§ **What is required**: List each line of the data that holds the string "value".

++++

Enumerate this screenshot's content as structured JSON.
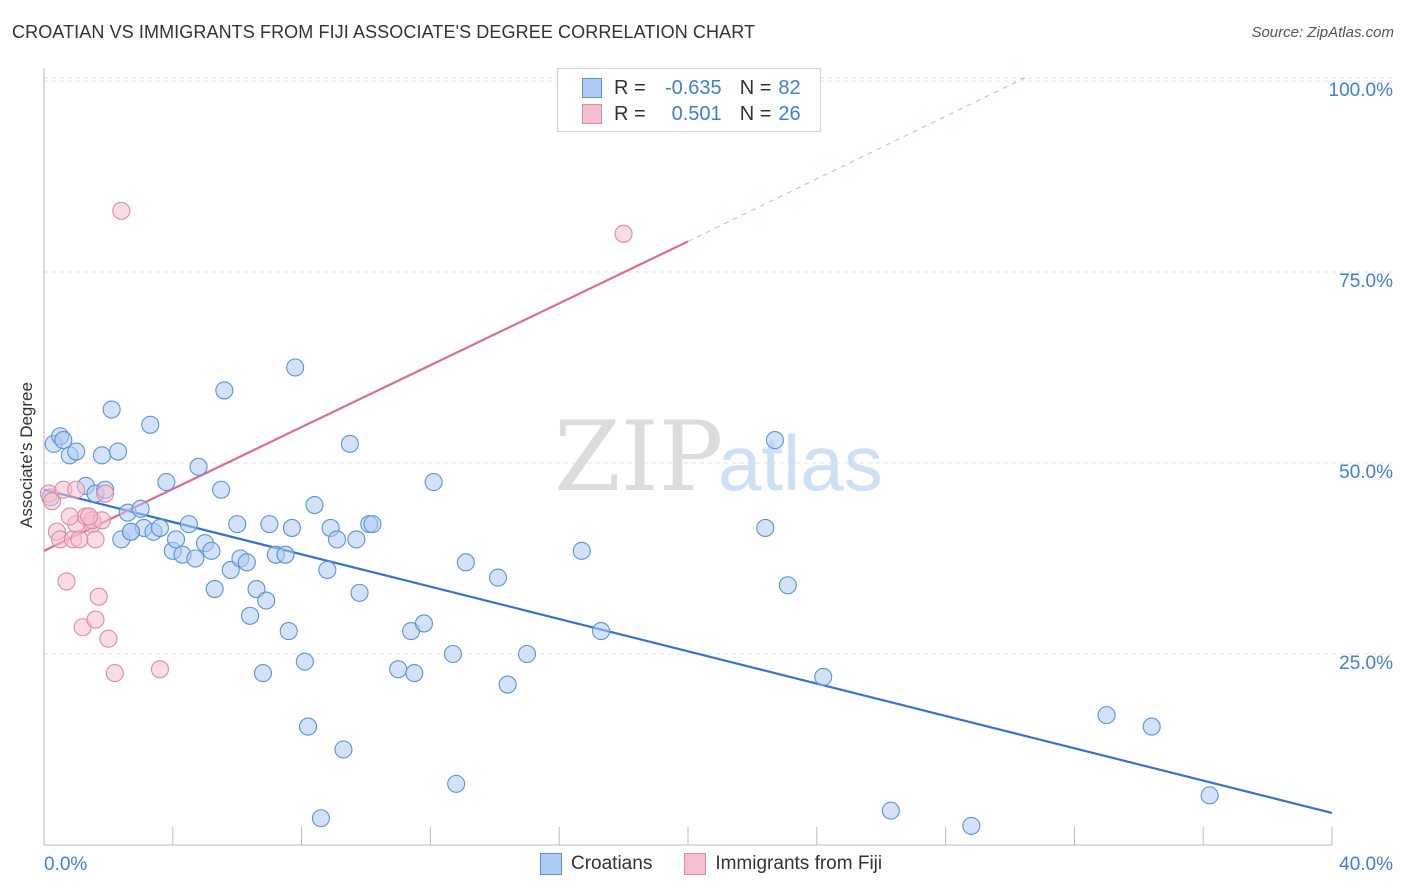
{
  "header": {
    "title": "CROATIAN VS IMMIGRANTS FROM FIJI ASSOCIATE'S DEGREE CORRELATION CHART",
    "source": "Source: ZipAtlas.com"
  },
  "watermark": {
    "zip": "ZIP",
    "atlas": "atlas"
  },
  "colors": {
    "blue_fill": "#aecbf2",
    "blue_stroke": "#5b93d9",
    "blue_line": "#3573d2",
    "pink_fill": "#f6bfcf",
    "pink_stroke": "#e08aa4",
    "pink_line": "#de6a92",
    "axis_text": "#3f7fd6"
  },
  "stats": [
    {
      "r_label": "R =",
      "r": "-0.635",
      "n_label": "N =",
      "n": "82"
    },
    {
      "r_label": "R =",
      "r": "0.501",
      "n_label": "N =",
      "n": "26"
    }
  ],
  "legend": [
    {
      "label": "Croatians"
    },
    {
      "label": "Immigrants from Fiji"
    }
  ],
  "chart_data": {
    "type": "scatter",
    "title": "CROATIAN VS IMMIGRANTS FROM FIJI ASSOCIATE'S DEGREE CORRELATION CHART",
    "xlabel": "",
    "ylabel": "Associate's Degree",
    "xlim": [
      0,
      40
    ],
    "ylim": [
      0,
      102
    ],
    "x_tick_labels": [
      {
        "value": 0,
        "label": "0.0%"
      },
      {
        "value": 40,
        "label": "40.0%"
      }
    ],
    "x_minor_ticks": [
      0,
      4,
      8,
      12,
      16,
      20,
      24,
      28,
      32,
      36,
      40
    ],
    "y_ticks": [
      {
        "value": 25,
        "label": "25.0%"
      },
      {
        "value": 50,
        "label": "50.0%"
      },
      {
        "value": 75,
        "label": "75.0%"
      },
      {
        "value": 100,
        "label": "100.0%"
      }
    ],
    "grid": "horizontal dashed",
    "series": [
      {
        "name": "Croatians",
        "color": "#5b93d9",
        "trend": {
          "x0": 0,
          "y0": 46.5,
          "x1": 40,
          "y1": 4.2
        },
        "points": [
          {
            "x": 0.2,
            "y": 45.5
          },
          {
            "x": 0.3,
            "y": 52.5
          },
          {
            "x": 0.5,
            "y": 53.5
          },
          {
            "x": 0.6,
            "y": 53
          },
          {
            "x": 0.8,
            "y": 51
          },
          {
            "x": 1.0,
            "y": 51.5
          },
          {
            "x": 1.3,
            "y": 47
          },
          {
            "x": 1.6,
            "y": 46
          },
          {
            "x": 1.8,
            "y": 51
          },
          {
            "x": 1.9,
            "y": 46.5
          },
          {
            "x": 2.1,
            "y": 57
          },
          {
            "x": 2.3,
            "y": 51.5
          },
          {
            "x": 2.4,
            "y": 40
          },
          {
            "x": 2.6,
            "y": 43.5
          },
          {
            "x": 2.7,
            "y": 41
          },
          {
            "x": 3.0,
            "y": 44
          },
          {
            "x": 3.1,
            "y": 41.5
          },
          {
            "x": 3.3,
            "y": 55
          },
          {
            "x": 3.4,
            "y": 41
          },
          {
            "x": 3.6,
            "y": 41.5
          },
          {
            "x": 3.8,
            "y": 47.5
          },
          {
            "x": 4.0,
            "y": 38.5
          },
          {
            "x": 4.1,
            "y": 40
          },
          {
            "x": 4.3,
            "y": 38
          },
          {
            "x": 4.5,
            "y": 42
          },
          {
            "x": 4.7,
            "y": 37.5
          },
          {
            "x": 4.8,
            "y": 49.5
          },
          {
            "x": 5.0,
            "y": 39.5
          },
          {
            "x": 5.2,
            "y": 38.5
          },
          {
            "x": 5.3,
            "y": 33.5
          },
          {
            "x": 5.5,
            "y": 46.5
          },
          {
            "x": 5.6,
            "y": 59.5
          },
          {
            "x": 5.8,
            "y": 36
          },
          {
            "x": 6.0,
            "y": 42
          },
          {
            "x": 6.1,
            "y": 37.5
          },
          {
            "x": 6.3,
            "y": 37
          },
          {
            "x": 6.4,
            "y": 30
          },
          {
            "x": 6.6,
            "y": 33.5
          },
          {
            "x": 6.8,
            "y": 22.5
          },
          {
            "x": 6.9,
            "y": 32
          },
          {
            "x": 7.0,
            "y": 42
          },
          {
            "x": 7.2,
            "y": 38
          },
          {
            "x": 7.5,
            "y": 38
          },
          {
            "x": 7.6,
            "y": 28
          },
          {
            "x": 7.7,
            "y": 41.5
          },
          {
            "x": 7.8,
            "y": 62.5
          },
          {
            "x": 8.1,
            "y": 24
          },
          {
            "x": 8.2,
            "y": 15.5
          },
          {
            "x": 8.4,
            "y": 44.5
          },
          {
            "x": 8.6,
            "y": 3.5
          },
          {
            "x": 8.8,
            "y": 36
          },
          {
            "x": 8.9,
            "y": 41.5
          },
          {
            "x": 9.1,
            "y": 40
          },
          {
            "x": 9.3,
            "y": 12.5
          },
          {
            "x": 9.5,
            "y": 52.5
          },
          {
            "x": 9.7,
            "y": 40
          },
          {
            "x": 9.8,
            "y": 33
          },
          {
            "x": 10.1,
            "y": 42
          },
          {
            "x": 11.0,
            "y": 23
          },
          {
            "x": 11.4,
            "y": 28
          },
          {
            "x": 11.5,
            "y": 22.5
          },
          {
            "x": 11.8,
            "y": 29
          },
          {
            "x": 12.1,
            "y": 47.5
          },
          {
            "x": 12.7,
            "y": 25
          },
          {
            "x": 12.8,
            "y": 8
          },
          {
            "x": 13.1,
            "y": 37
          },
          {
            "x": 14.1,
            "y": 35
          },
          {
            "x": 14.4,
            "y": 21
          },
          {
            "x": 15.0,
            "y": 25
          },
          {
            "x": 16.7,
            "y": 38.5
          },
          {
            "x": 17.3,
            "y": 28
          },
          {
            "x": 22.4,
            "y": 41.5
          },
          {
            "x": 22.7,
            "y": 53
          },
          {
            "x": 23.1,
            "y": 34
          },
          {
            "x": 24.2,
            "y": 22
          },
          {
            "x": 26.3,
            "y": 4.5
          },
          {
            "x": 28.8,
            "y": 2.5
          },
          {
            "x": 33.0,
            "y": 17
          },
          {
            "x": 34.4,
            "y": 15.5
          },
          {
            "x": 36.2,
            "y": 6.5
          },
          {
            "x": 2.7,
            "y": 41
          },
          {
            "x": 10.2,
            "y": 42
          }
        ]
      },
      {
        "name": "Immigrants from Fiji",
        "color": "#e08aa4",
        "trend": {
          "x0": 0,
          "y0": 38.5,
          "x1": 20,
          "y1": 79.0,
          "dashed_to": {
            "x": 30.5,
            "y": 100.5
          }
        },
        "points": [
          {
            "x": 0.15,
            "y": 46
          },
          {
            "x": 0.25,
            "y": 45
          },
          {
            "x": 0.4,
            "y": 41
          },
          {
            "x": 0.5,
            "y": 40
          },
          {
            "x": 0.6,
            "y": 46.5
          },
          {
            "x": 0.7,
            "y": 34.5
          },
          {
            "x": 0.9,
            "y": 40
          },
          {
            "x": 1.0,
            "y": 46.5
          },
          {
            "x": 1.0,
            "y": 42
          },
          {
            "x": 1.1,
            "y": 40
          },
          {
            "x": 1.2,
            "y": 28.5
          },
          {
            "x": 1.3,
            "y": 43
          },
          {
            "x": 1.5,
            "y": 42
          },
          {
            "x": 1.5,
            "y": 42.5
          },
          {
            "x": 1.6,
            "y": 40
          },
          {
            "x": 1.6,
            "y": 29.5
          },
          {
            "x": 1.7,
            "y": 32.5
          },
          {
            "x": 1.8,
            "y": 42.5
          },
          {
            "x": 1.9,
            "y": 46
          },
          {
            "x": 2.0,
            "y": 27
          },
          {
            "x": 2.2,
            "y": 22.5
          },
          {
            "x": 2.4,
            "y": 83
          },
          {
            "x": 3.6,
            "y": 23
          },
          {
            "x": 18.0,
            "y": 80
          },
          {
            "x": 0.8,
            "y": 43
          },
          {
            "x": 1.4,
            "y": 43
          }
        ]
      }
    ]
  }
}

++++

§ **In response**:
        "value": 0,
        "value": 40,
        "value": 25,
        "value": 50,
        "value": 75,
        "value": 100,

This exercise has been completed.